#### [SET PROBLEM]
Output every entry exactly as written, skipping any pictures.

#### [STORED RECORDS]
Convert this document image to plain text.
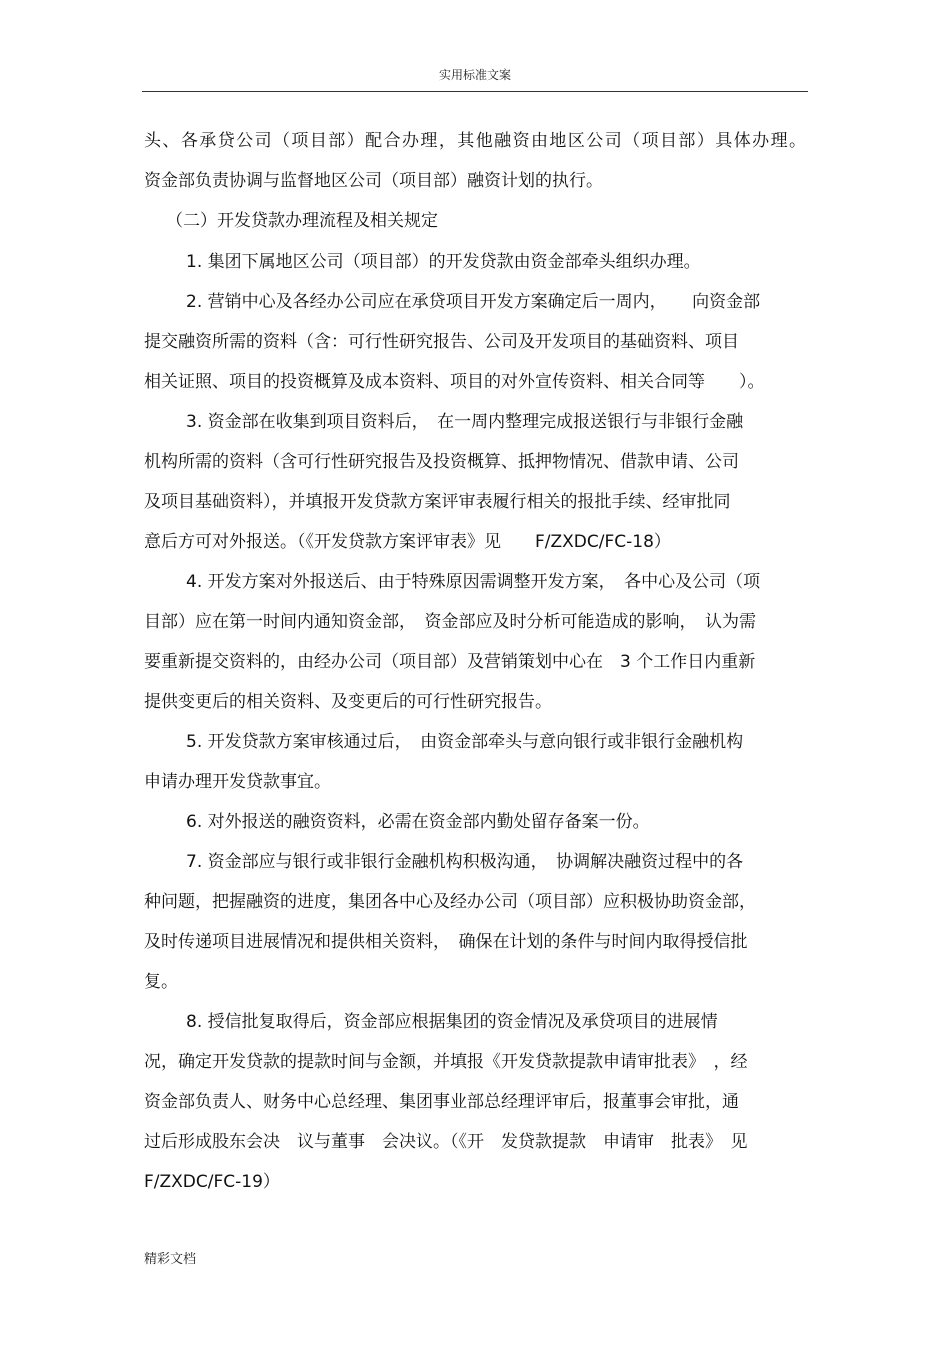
实用标准文案
头、各承贷公司（项目部）配合办理，其他融资由地区公司（项目部）具体办理。
资金部负责协调与监督地区公司（项目部）融资计划的执行。
（二）开发贷款办理流程及相关规定
1. 集团下属地区公司（项目部）的开发贷款由资金部牵头组织办理。
2. 营销中心及各经办公司应在承贷项目开发方案确定后一周内，　　向资金部
提交融资所需的资料（含：可行性研究报告、公司及开发项目的基础资料、项目
相关证照、项目的投资概算及成本资料、项目的对外宣传资料、相关合同等　　）。
3. 资金部在收集到项目资料后，　在一周内整理完成报送银行与非银行金融
机构所需的资料（含可行性研究报告及投资概算、抵押物情况、借款申请、公司
及项目基础资料），并填报开发贷款方案评审表履行相关的报批手续、经审批同
意后方可对外报送。（《开发贷款方案评审表》见　　F/ZXDC/FC-18）
4. 开发方案对外报送后、由于特殊原因需调整开发方案，　各中心及公司（项
目部）应在第一时间内通知资金部，　资金部应及时分析可能造成的影响，　认为需
要重新提交资料的，由经办公司（项目部）及营销策划中心在　3 个工作日内重新
提供变更后的相关资料、及变更后的可行性研究报告。
5. 开发贷款方案审核通过后，　由资金部牵头与意向银行或非银行金融机构
申请办理开发贷款事宜。
6. 对外报送的融资资料，必需在资金部内勤处留存备案一份。
7. 资金部应与银行或非银行金融机构积极沟通，　协调解决融资过程中的各
种问题，把握融资的进度，集团各中心及经办公司（项目部）应积极协助资金部，
及时传递项目进展情况和提供相关资料，　确保在计划的条件与时间内取得授信批
复。
8. 授信批复取得后，资金部应根据集团的资金情况及承贷项目的进展情
况，确定开发贷款的提款时间与金额，并填报《开发贷款提款申请审批表》　，经
资金部负责人、财务中心总经理、集团事业部总经理评审后，报董事会审批，通
过后形成股东会决　议与董事　会决议。（《开　发贷款提款　申请审　批表》　见
F/ZXDC/FC-19）
精彩文档
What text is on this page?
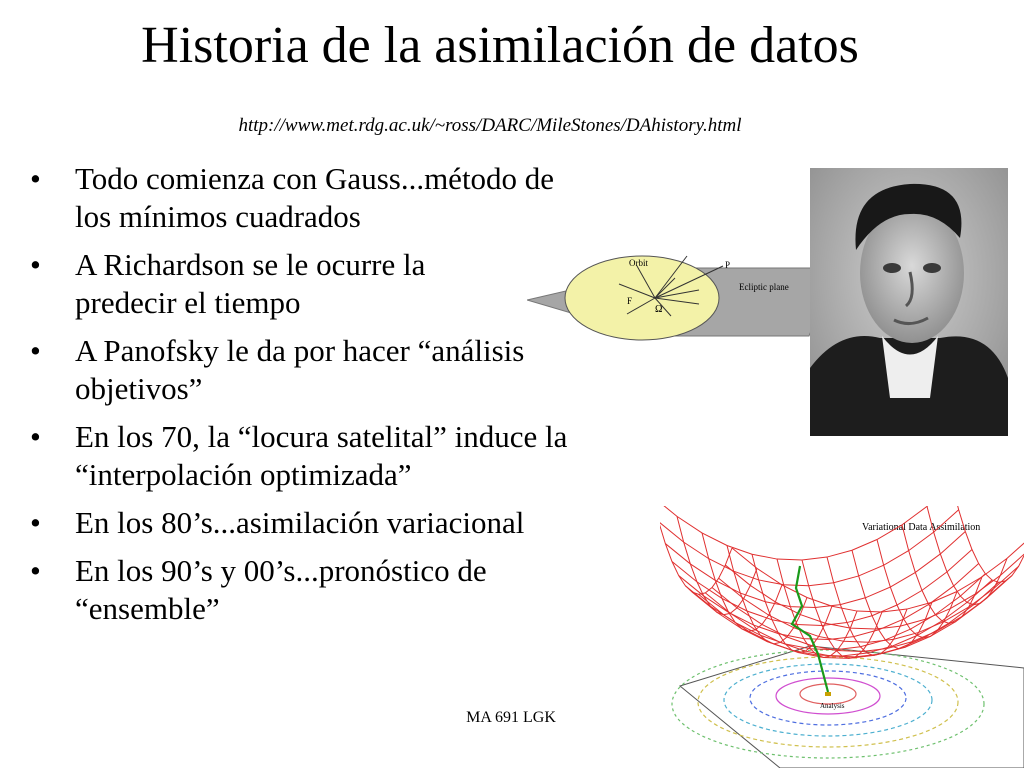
Historia de la asimilación de datos
http://www.met.rdg.ac.uk/~ross/DARC/MileStones/DAhistory.html
• Todo comienza con Gauss...método de
los mínimos cuadrados
• A Richardson se le ocurre la
predecir el tiempo
• A Panofsky le da por hacer “análisis
objetivos”
• En los 70, la “locura satelital” induce la
“interpolación optimizada”
• En los 80’s...asimilación variacional
• En los 90’s y 00’s...pronóstico de
“ensemble”
Orbit
Ecliptic plane
Ω
P
F
Variational Data Assimilation
Analysis
MA 691 LGK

#### [EXERCISE RESULT]
Convert this document image to plain text.
实用标准文案
头、各承贷公司（项目部）配合办理，其他融资由地区公司（项目部）具体办理。
资金部负责协调与监督地区公司（项目部）融资计划的执行。
（二）开发贷款办理流程及相关规定
1. 集团下属地区公司（项目部）的开发贷款由资金部牵头组织办理。
2. 营销中心及各经办公司应在承贷项目开发方案确定后一周内，　　向资金部
提交融资所需的资料（含：可行性研究报告、公司及开发项目的基础资料、项目
相关证照、项目的投资概算及成本资料、项目的对外宣传资料、相关合同等　　）。
3. 资金部在收集到项目资料后，　在一周内整理完成报送银行与非银行金融
机构所需的资料（含可行性研究报告及投资概算、抵押物情况、借款申请、公司
及项目基础资料），并填报开发贷款方案评审表履行相关的报批手续、经审批同
意后方可对外报送。（《开发贷款方案评审表》见　　F/ZXDC/FC-18）
4. 开发方案对外报送后、由于特殊原因需调整开发方案，　各中心及公司（项
目部）应在第一时间内通知资金部，　资金部应及时分析可能造成的影响，　认为需
要重新提交资料的，由经办公司（项目部）及营销策划中心在　3 个工作日内重新
提供变更后的相关资料、及变更后的可行性研究报告。
5. 开发贷款方案审核通过后，　由资金部牵头与意向银行或非银行金融机构
申请办理开发贷款事宜。
6. 对外报送的融资资料，必需在资金部内勤处留存备案一份。
7. 资金部应与银行或非银行金融机构积极沟通，　协调解决融资过程中的各
种问题，把握融资的进度，集团各中心及经办公司（项目部）应积极协助资金部，
及时传递项目进展情况和提供相关资料，　确保在计划的条件与时间内取得授信批
复。
8. 授信批复取得后，资金部应根据集团的资金情况及承贷项目的进展情
况，确定开发贷款的提款时间与金额，并填报《开发贷款提款申请审批表》　，经
资金部负责人、财务中心总经理、集团事业部总经理评审后，报董事会审批，通
过后形成股东会决　议与董事　会决议。（《开　发贷款提款　申请审　批表》　见
F/ZXDC/FC-19）
精彩文档
What text is on this page?
Historia de la asimilación de datos
http://www.met.rdg.ac.uk/~ross/DARC/MileStones/DAhistory.html
• Todo comienza con Gauss...método de
los mínimos cuadrados
• A Richardson se le ocurre la
predecir el tiempo
• A Panofsky le da por hacer “análisis
objetivos”
• En los 70, la “locura satelital” induce la
“interpolación optimizada”
• En los 80’s...asimilación variacional
• En los 90’s y 00’s...pronóstico de
“ensemble”
Orbit
Ecliptic plane
Ω
P
F
Variational Data Assimilation
Analysis
MA 691 LGK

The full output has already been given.